Quote the entries word for word. Omit the pictures.

--- start RECORDS SUPPLIED ---

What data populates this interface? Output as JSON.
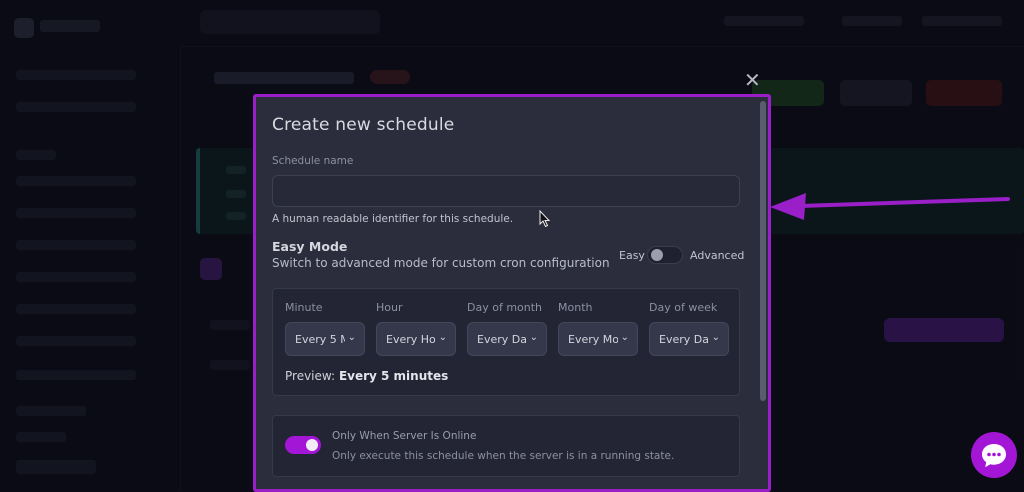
{
  "modal": {
    "title": "Create new schedule",
    "close_icon": "close-icon",
    "schedule_name": {
      "label": "Schedule name",
      "value": "",
      "placeholder": "",
      "helper": "A human readable identifier for this schedule."
    },
    "easy_mode": {
      "title": "Easy Mode",
      "description": "Switch to advanced mode for custom cron configuration",
      "left_label": "Easy",
      "right_label": "Advanced",
      "enabled": false
    },
    "cron": {
      "fields": [
        {
          "label": "Minute",
          "value": "Every 5 M"
        },
        {
          "label": "Hour",
          "value": "Every Ho"
        },
        {
          "label": "Day of month",
          "value": "Every Da"
        },
        {
          "label": "Month",
          "value": "Every Mo"
        },
        {
          "label": "Day of week",
          "value": "Every Da"
        }
      ],
      "preview_label": "Preview:",
      "preview_value": "Every 5 minutes"
    },
    "only_online": {
      "title": "Only When Server Is Online",
      "description": "Only execute this schedule when the server is in a running state.",
      "enabled": true
    }
  },
  "colors": {
    "accent": "#a316d6",
    "modal_border": "#9a1fc9",
    "annotation_arrow": "#9a1fc9"
  },
  "chat_widget": {
    "icon": "chat-icon"
  }
}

--- end RECORDS SUPPLIED ---

OUTPUT FOR THIS TASK:
What data populates this interface? Output as JSON.
{
  "modal": {
    "title": "Create new schedule",
    "close_icon": "close-icon",
    "schedule_name": {
      "label": "Schedule name",
      "value": "",
      "placeholder": "",
      "helper": "A human readable identifier for this schedule."
    },
    "easy_mode": {
      "title": "Easy Mode",
      "description": "Switch to advanced mode for custom cron configuration",
      "left_label": "Easy",
      "right_label": "Advanced",
      "enabled": false
    },
    "cron": {
      "fields": [
        {
          "label": "Minute",
          "value": "Every 5 M"
        },
        {
          "label": "Hour",
          "value": "Every Ho"
        },
        {
          "label": "Day of month",
          "value": "Every Da"
        },
        {
          "label": "Month",
          "value": "Every Mo"
        },
        {
          "label": "Day of week",
          "value": "Every Da"
        }
      ],
      "preview_label": "Preview:",
      "preview_value": "Every 5 minutes"
    },
    "only_online": {
      "title": "Only When Server Is Online",
      "description": "Only execute this schedule when the server is in a running state.",
      "enabled": true
    }
  },
  "colors": {
    "accent": "#a316d6",
    "modal_border": "#9a1fc9",
    "annotation_arrow": "#9a1fc9"
  },
  "chat_widget": {
    "icon": "chat-icon"
  }
}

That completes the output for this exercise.